## PROBLEM STATEMENT
Without the pictures, set down the records below word for word.

## DATASET ENTRIES
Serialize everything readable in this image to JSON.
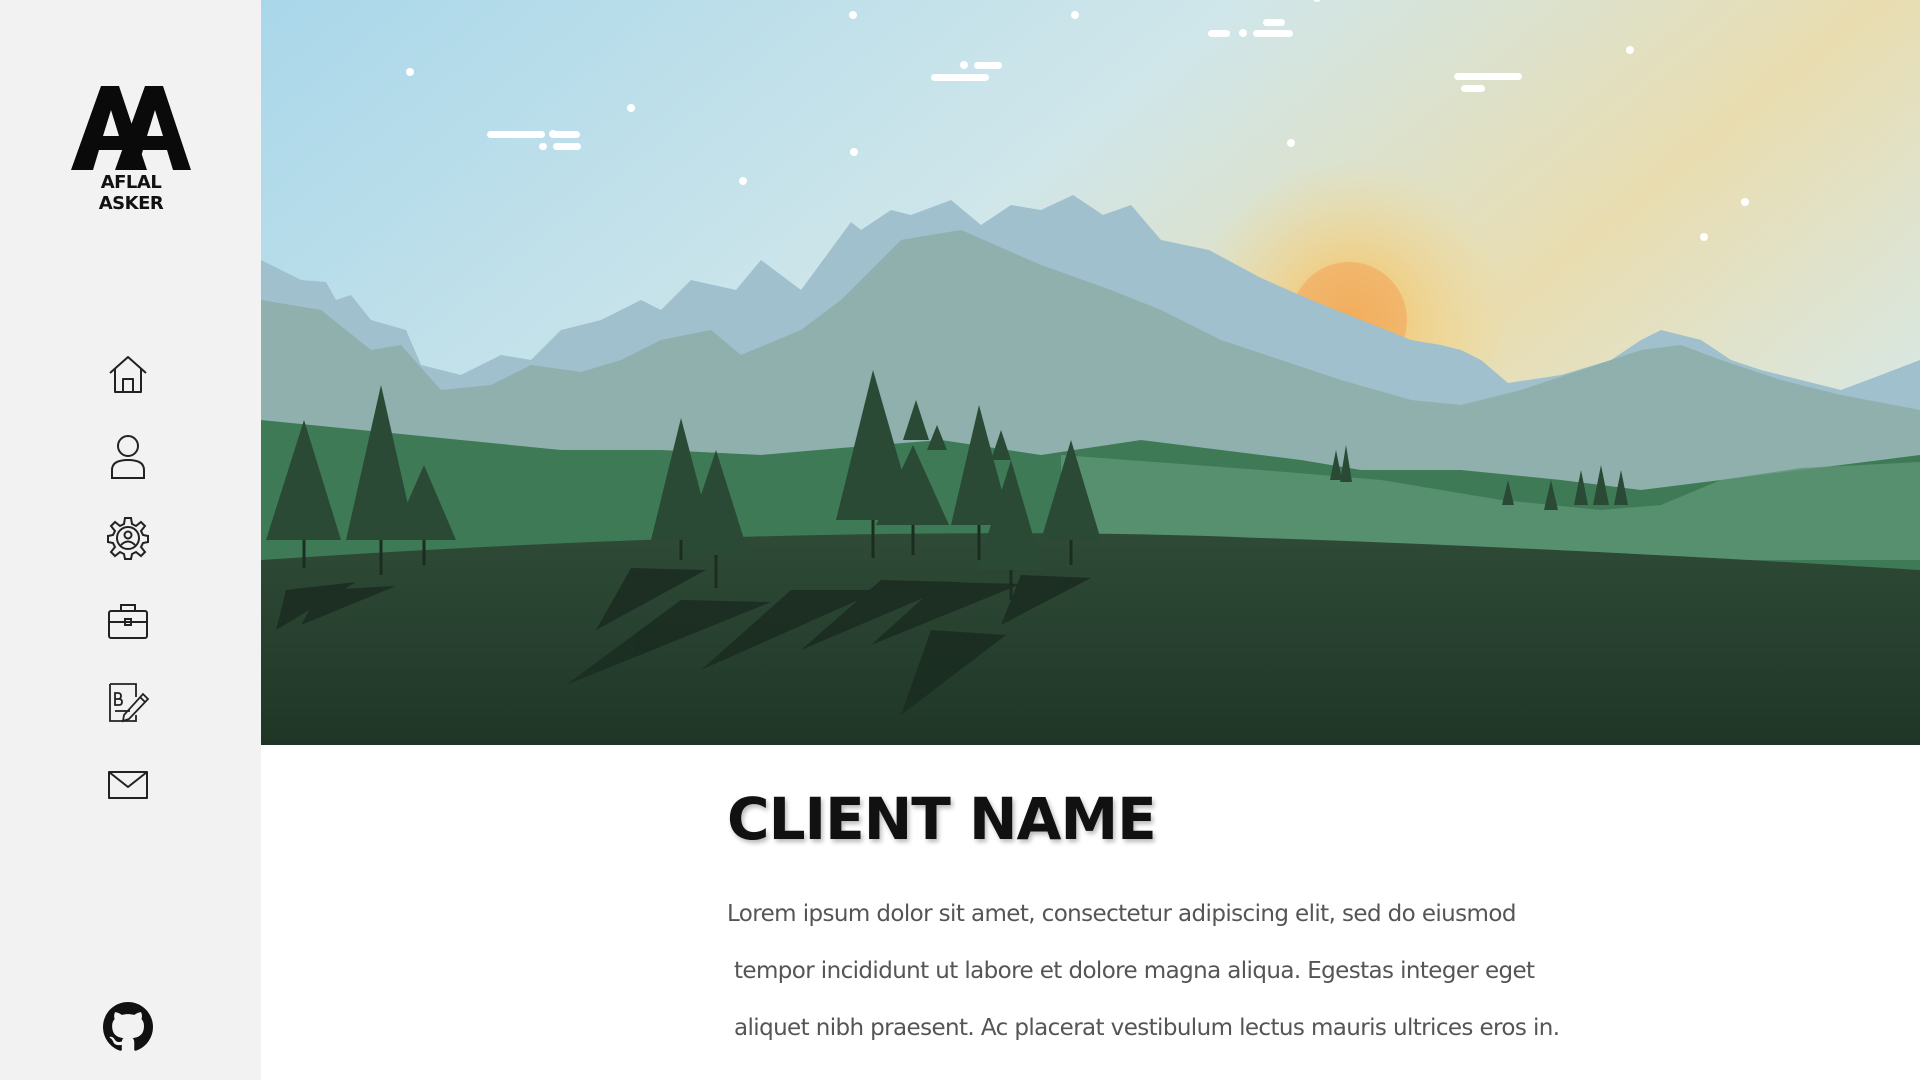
{
  "sidebar": {
    "logo_mark": "AA",
    "logo_name": "AFLAL ASKER",
    "nav": [
      {
        "icon": "home-icon"
      },
      {
        "icon": "user-icon"
      },
      {
        "icon": "gear-icon"
      },
      {
        "icon": "briefcase-icon"
      },
      {
        "icon": "edit-document-icon"
      },
      {
        "icon": "mail-icon"
      }
    ],
    "footer_icon": "github-icon"
  },
  "hero": {
    "image": "mountain-landscape-illustration"
  },
  "main": {
    "title": "CLIENT NAME",
    "paragraph_lines": [
      "Lorem ipsum dolor sit amet, consectetur adipiscing elit, sed do eiusmod",
      "tempor incididunt ut labore et dolore magna aliqua. Egestas integer eget",
      "aliquet nibh praesent. Ac placerat vestibulum lectus mauris ultrices eros in."
    ]
  }
}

## RESULT FOR THIS TASK
Serialize everything readable in this image to JSON.
{
  "sidebar": {
    "logo_mark": "AA",
    "logo_name": "AFLAL ASKER",
    "nav": [
      {
        "icon": "home-icon"
      },
      {
        "icon": "user-icon"
      },
      {
        "icon": "gear-icon"
      },
      {
        "icon": "briefcase-icon"
      },
      {
        "icon": "edit-document-icon"
      },
      {
        "icon": "mail-icon"
      }
    ],
    "footer_icon": "github-icon"
  },
  "hero": {
    "image": "mountain-landscape-illustration"
  },
  "main": {
    "title": "CLIENT NAME",
    "paragraph_lines": [
      "Lorem ipsum dolor sit amet, consectetur adipiscing elit, sed do eiusmod",
      "tempor incididunt ut labore et dolore magna aliqua. Egestas integer eget",
      "aliquet nibh praesent. Ac placerat vestibulum lectus mauris ultrices eros in."
    ]
  }
}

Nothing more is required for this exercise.